[START MATERIAL FOR THIS TASK]
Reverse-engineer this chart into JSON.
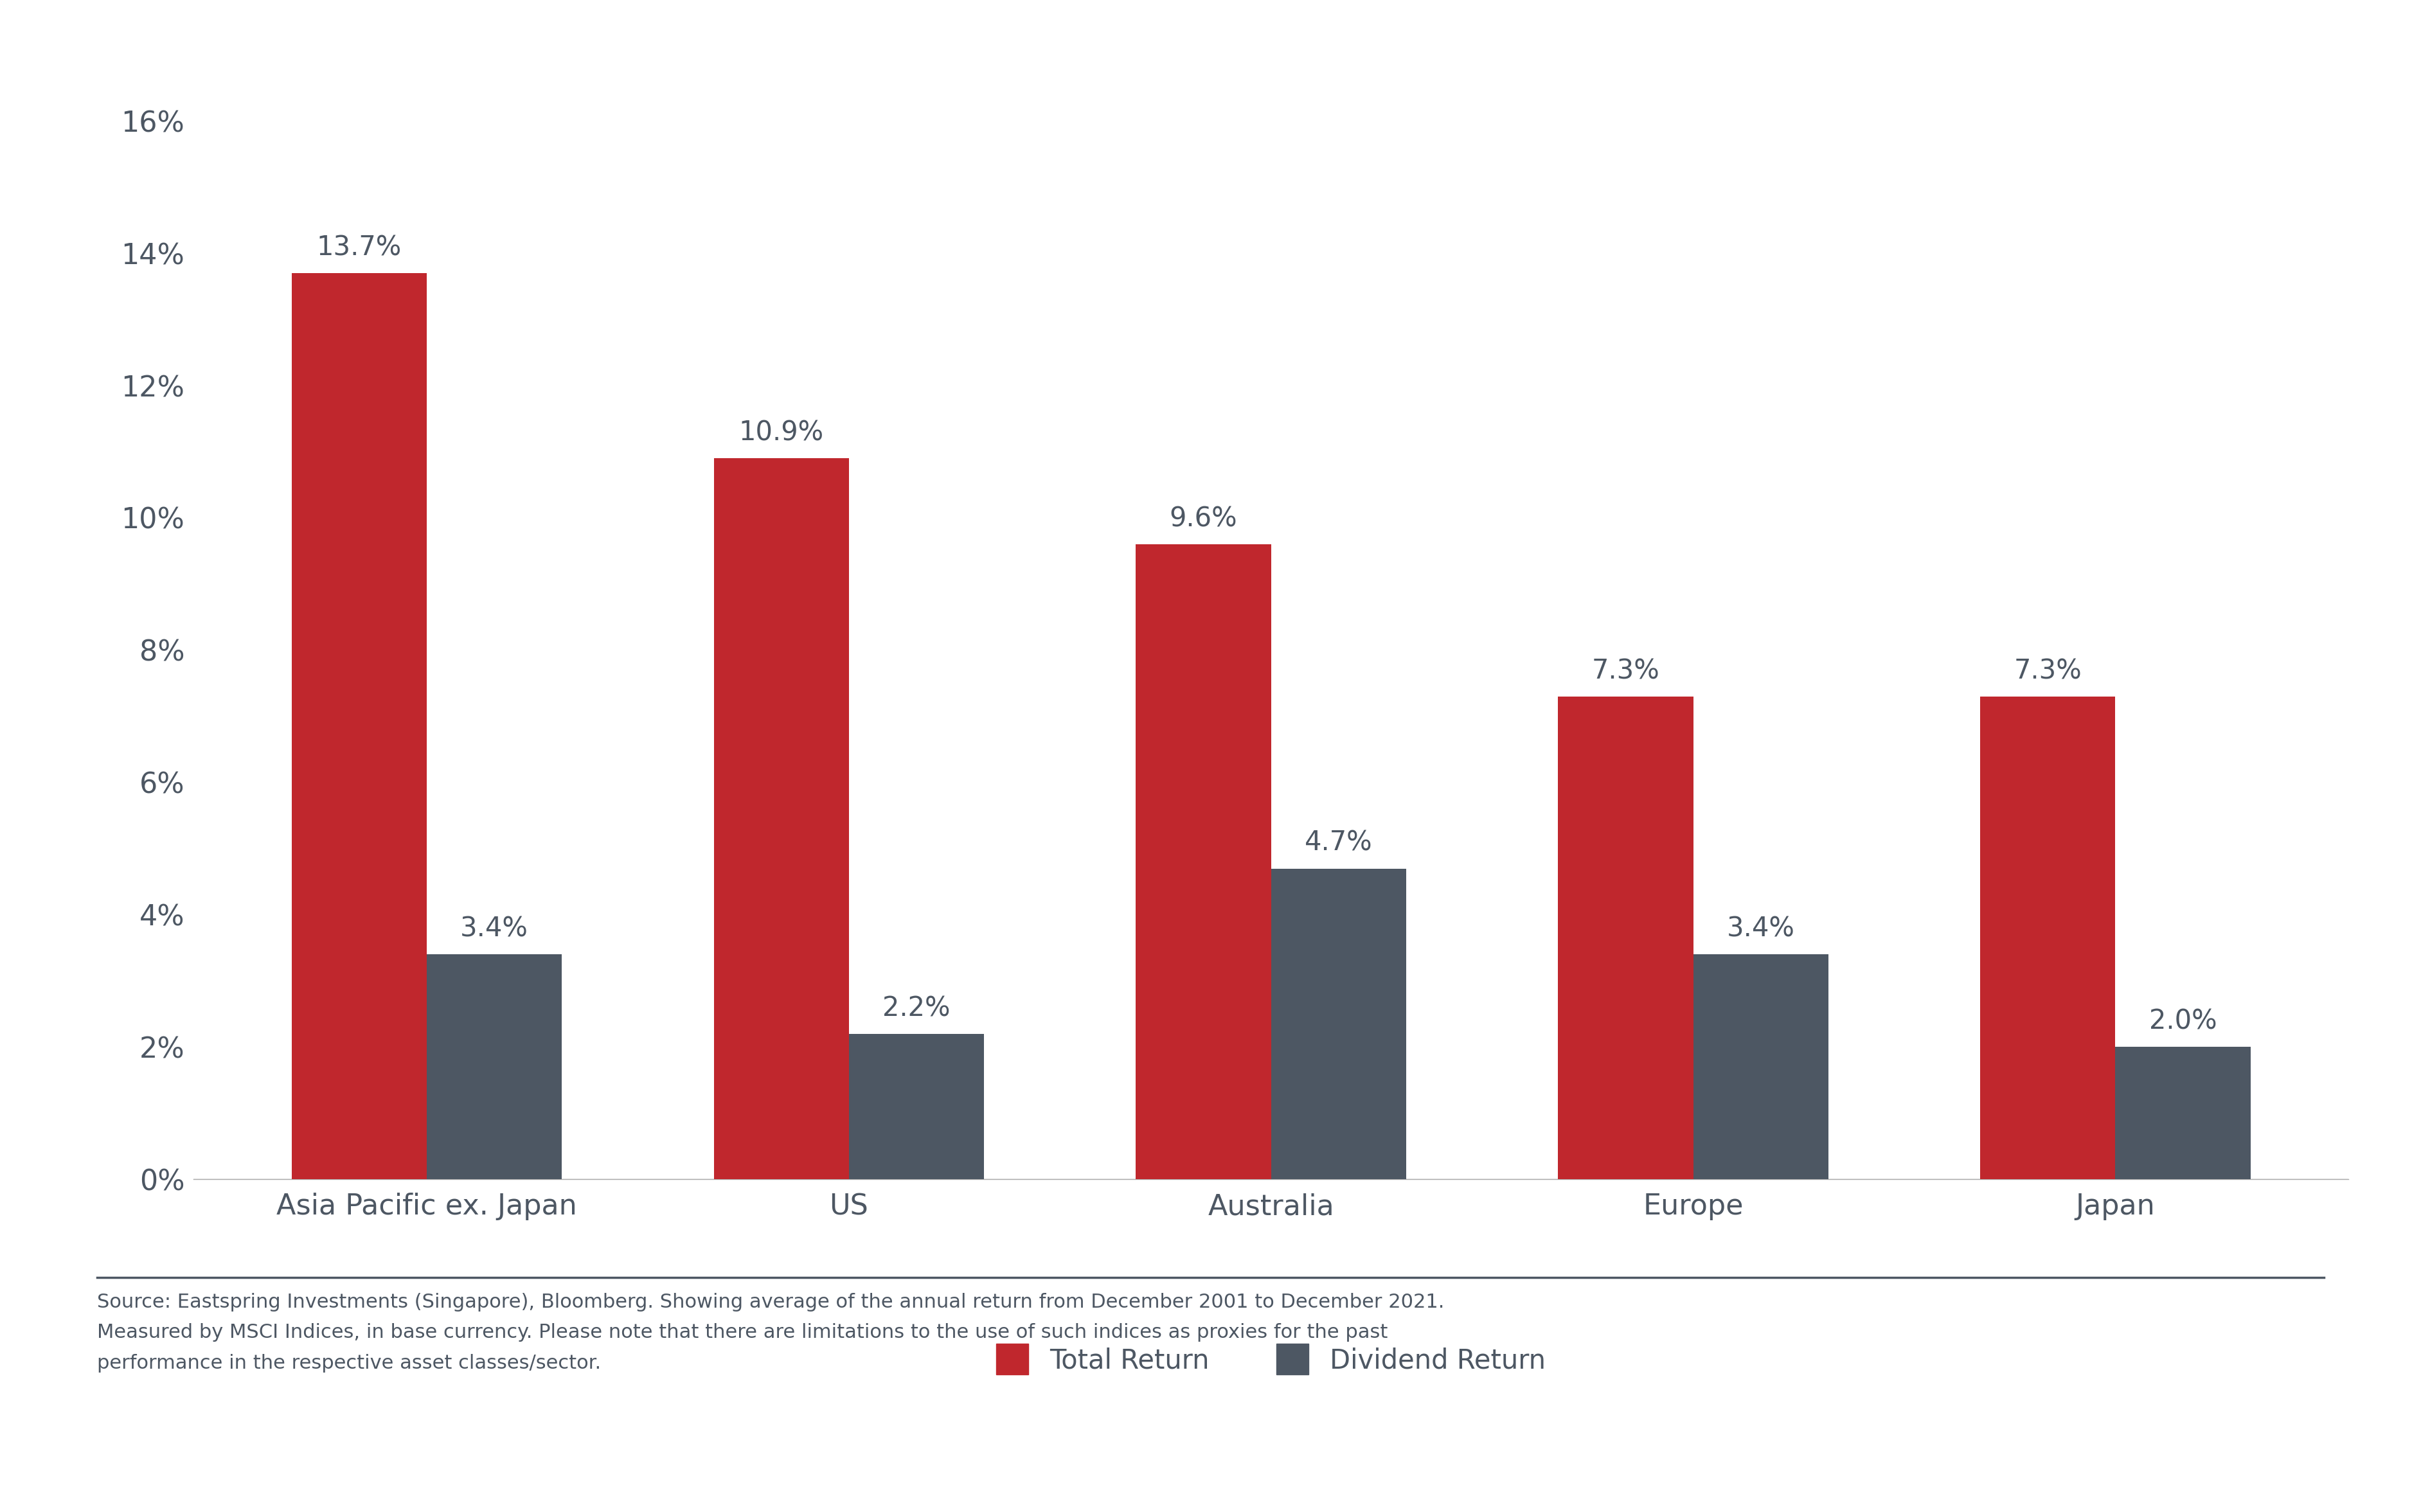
{
  "categories": [
    "Asia Pacific ex. Japan",
    "US",
    "Australia",
    "Europe",
    "Japan"
  ],
  "total_return": [
    13.7,
    10.9,
    9.6,
    7.3,
    7.3
  ],
  "dividend_return": [
    3.4,
    2.2,
    4.7,
    3.4,
    2.0
  ],
  "total_return_labels": [
    "13.7%",
    "10.9%",
    "9.6%",
    "7.3%",
    "7.3%"
  ],
  "dividend_return_labels": [
    "3.4%",
    "2.2%",
    "4.7%",
    "3.4%",
    "2.0%"
  ],
  "total_return_color": "#c0272d",
  "dividend_return_color": "#4d5763",
  "background_color": "#ffffff",
  "ylim": [
    0,
    16
  ],
  "yticks": [
    0,
    2,
    4,
    6,
    8,
    10,
    12,
    14,
    16
  ],
  "ytick_labels": [
    "0%",
    "2%",
    "4%",
    "6%",
    "8%",
    "10%",
    "12%",
    "14%",
    "16%"
  ],
  "legend_total_return": "Total Return",
  "legend_dividend_return": "Dividend Return",
  "bar_width": 0.32,
  "tick_fontsize": 32,
  "legend_fontsize": 30,
  "annotation_fontsize": 30,
  "footer_text": "Source: Eastspring Investments (Singapore), Bloomberg. Showing average of the annual return from December 2001 to December 2021.\nMeasured by MSCI Indices, in base currency. Please note that there are limitations to the use of such indices as proxies for the past\nperformance in the respective asset classes/sector.",
  "footer_fontsize": 22,
  "divider_color": "#4d5763",
  "text_color": "#4d5763"
}
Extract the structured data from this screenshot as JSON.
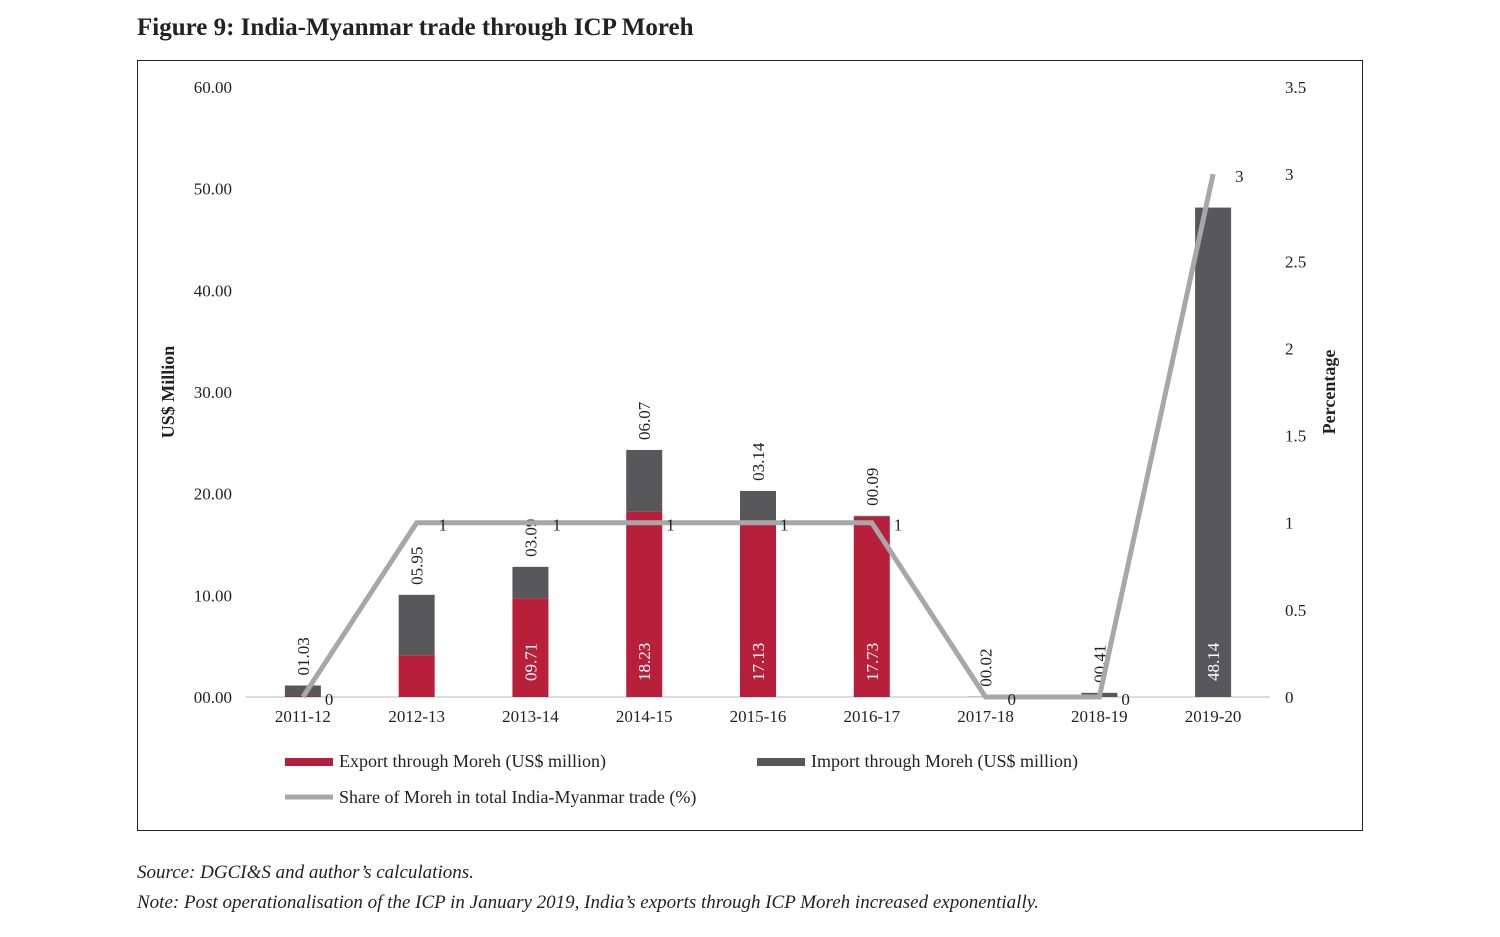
{
  "title": "Figure 9: India-Myanmar trade through ICP Moreh",
  "source": "Source: DGCI&S and author’s calculations.",
  "note": "Note: Post operationalisation of the ICP in January 2019, India’s exports through ICP Moreh increased exponentially.",
  "chart_data": {
    "type": "bar",
    "stacked": true,
    "categories": [
      "2011-12",
      "2012-13",
      "2013-14",
      "2014-15",
      "2015-16",
      "2016-17",
      "2017-18",
      "2018-19",
      "2019-20"
    ],
    "ylabel": "US$ Million",
    "y2label": "Percentage",
    "ylim": [
      0,
      60
    ],
    "y2lim": [
      0,
      3.5
    ],
    "yticks": [
      "00.00",
      "10.00",
      "20.00",
      "30.00",
      "40.00",
      "50.00",
      "60.00"
    ],
    "y2ticks": [
      "0",
      "0.5",
      "1",
      "1.5",
      "2",
      "2.5",
      "3",
      "3.5"
    ],
    "legend_position": "bottom",
    "series": [
      {
        "name": "Export through Moreh (US$ million)",
        "color": "#b71f3a",
        "values": [
          0.1,
          4.1,
          9.71,
          18.23,
          17.13,
          17.73,
          0,
          0,
          0
        ],
        "labels": [
          "",
          "",
          "09.71",
          "18.23",
          "17.13",
          "17.73",
          "",
          "",
          ""
        ]
      },
      {
        "name": "Import through Moreh (US$ million)",
        "color": "#58585a",
        "values": [
          1.03,
          5.95,
          3.09,
          6.07,
          3.14,
          0.09,
          0.02,
          0.41,
          48.14
        ],
        "labels": [
          "01.03",
          "05.95",
          "03.09",
          "06.07",
          "03.14",
          "00.09",
          "00.02",
          "00.41",
          "48.14"
        ]
      },
      {
        "name": "Share of Moreh in total India-Myanmar trade (%)",
        "type": "line",
        "axis": "right",
        "color": "#a7a7a9",
        "values": [
          0,
          1,
          1,
          1,
          1,
          1,
          0,
          0,
          3
        ],
        "labels": [
          "0",
          "1",
          "1",
          "1",
          "1",
          "1",
          "0",
          "0",
          "3"
        ]
      }
    ]
  }
}
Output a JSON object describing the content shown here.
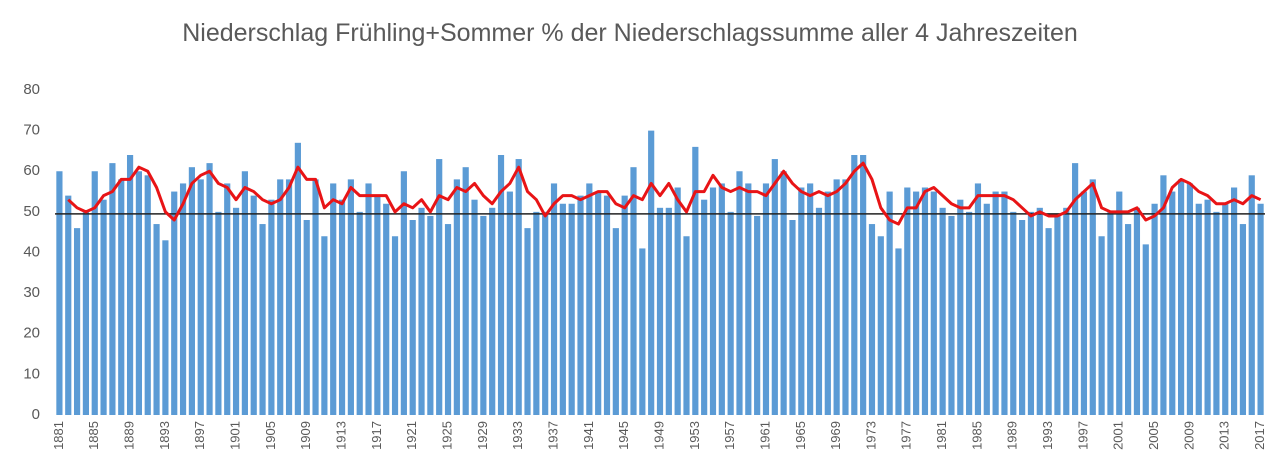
{
  "chart_data": {
    "type": "bar",
    "title": "Niederschlag Frühling+Sommer % der Niederschlagssumme aller 4 Jahreszeiten",
    "categories": [
      "1881",
      null,
      null,
      null,
      "1885",
      null,
      null,
      null,
      "1889",
      null,
      null,
      null,
      "1893",
      null,
      null,
      null,
      "1897",
      null,
      null,
      null,
      "1901",
      null,
      null,
      null,
      "1905",
      null,
      null,
      null,
      "1909",
      null,
      null,
      null,
      "1913",
      null,
      null,
      null,
      "1917",
      null,
      null,
      null,
      "1921",
      null,
      null,
      null,
      "1925",
      null,
      null,
      null,
      "1929",
      null,
      null,
      null,
      "1933",
      null,
      null,
      null,
      "1937",
      null,
      null,
      null,
      "1941",
      null,
      null,
      null,
      "1945",
      null,
      null,
      null,
      "1949",
      null,
      null,
      null,
      "1953",
      null,
      null,
      null,
      "1957",
      null,
      null,
      null,
      "1961",
      null,
      null,
      null,
      "1965",
      null,
      null,
      null,
      "1969",
      null,
      null,
      null,
      "1973",
      null,
      null,
      null,
      "1977",
      null,
      null,
      null,
      "1981",
      null,
      null,
      null,
      "1985",
      null,
      null,
      null,
      "1989",
      null,
      null,
      null,
      "1993",
      null,
      null,
      null,
      "1997",
      null,
      null,
      null,
      "2001",
      null,
      null,
      null,
      "2005",
      null,
      null,
      null,
      "2009",
      null,
      null,
      null,
      "2013",
      null,
      null,
      null,
      "2017"
    ],
    "series": [
      {
        "type": "bar",
        "color": "#5b9bd5",
        "values": [
          60,
          54,
          46,
          50,
          60,
          53,
          62,
          58,
          64,
          60,
          59,
          47,
          43,
          55,
          57,
          61,
          58,
          62,
          50,
          57,
          51,
          60,
          54,
          47,
          53,
          58,
          58,
          67,
          48,
          58,
          44,
          57,
          53,
          58,
          50,
          57,
          54,
          52,
          44,
          60,
          48,
          51,
          49,
          63,
          47,
          58,
          61,
          53,
          49,
          51,
          64,
          55,
          63,
          46,
          50,
          50,
          57,
          52,
          52,
          54,
          57,
          55,
          54,
          46,
          54,
          61,
          41,
          70,
          51,
          51,
          56,
          44,
          66,
          53,
          56,
          57,
          50,
          60,
          57,
          49,
          57,
          63,
          60,
          48,
          56,
          57,
          51,
          55,
          58,
          58,
          64,
          64,
          47,
          44,
          55,
          41,
          56,
          55,
          56,
          55,
          51,
          49,
          53,
          50,
          57,
          52,
          55,
          55,
          50,
          48,
          50,
          51,
          46,
          49,
          51,
          62,
          55,
          58,
          44,
          50,
          55,
          47,
          51,
          42,
          52,
          59,
          55,
          58,
          57,
          52,
          53,
          50,
          52,
          56,
          47,
          59,
          52
        ]
      },
      {
        "type": "line",
        "color": "#e81416",
        "values": [
          null,
          53,
          51,
          50,
          51,
          54,
          55,
          58,
          58,
          61,
          60,
          56,
          50,
          48,
          52,
          57,
          59,
          60,
          57,
          56,
          53,
          56,
          55,
          53,
          52,
          53,
          56,
          61,
          58,
          58,
          51,
          53,
          52,
          56,
          54,
          54,
          54,
          54,
          50,
          52,
          51,
          53,
          50,
          54,
          53,
          56,
          55,
          57,
          54,
          52,
          55,
          57,
          61,
          55,
          53,
          49,
          52,
          54,
          54,
          53,
          54,
          55,
          55,
          52,
          51,
          54,
          53,
          57,
          54,
          57,
          53,
          50,
          55,
          55,
          59,
          56,
          55,
          56,
          55,
          55,
          54,
          57,
          60,
          57,
          55,
          54,
          55,
          54,
          55,
          57,
          60,
          62,
          58,
          51,
          48,
          47,
          51,
          51,
          55,
          56,
          54,
          52,
          51,
          51,
          54,
          54,
          54,
          54,
          53,
          51,
          49,
          50,
          49,
          49,
          50,
          53,
          55,
          57,
          51,
          50,
          50,
          50,
          51,
          48,
          49,
          51,
          56,
          58,
          57,
          55,
          54,
          52,
          52,
          53,
          52,
          54,
          53
        ]
      }
    ],
    "hline": 49.5,
    "ylim": [
      0,
      80
    ],
    "yticks": [
      0,
      10,
      20,
      30,
      40,
      50,
      60,
      70,
      80
    ]
  }
}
[END MATERIAL FOR THIS TASK]
__REQUIREMENT__
Tell how many lines of the data include the word "Source", and nothing else.

__SOLUTION TO THIS PROBLEM__
2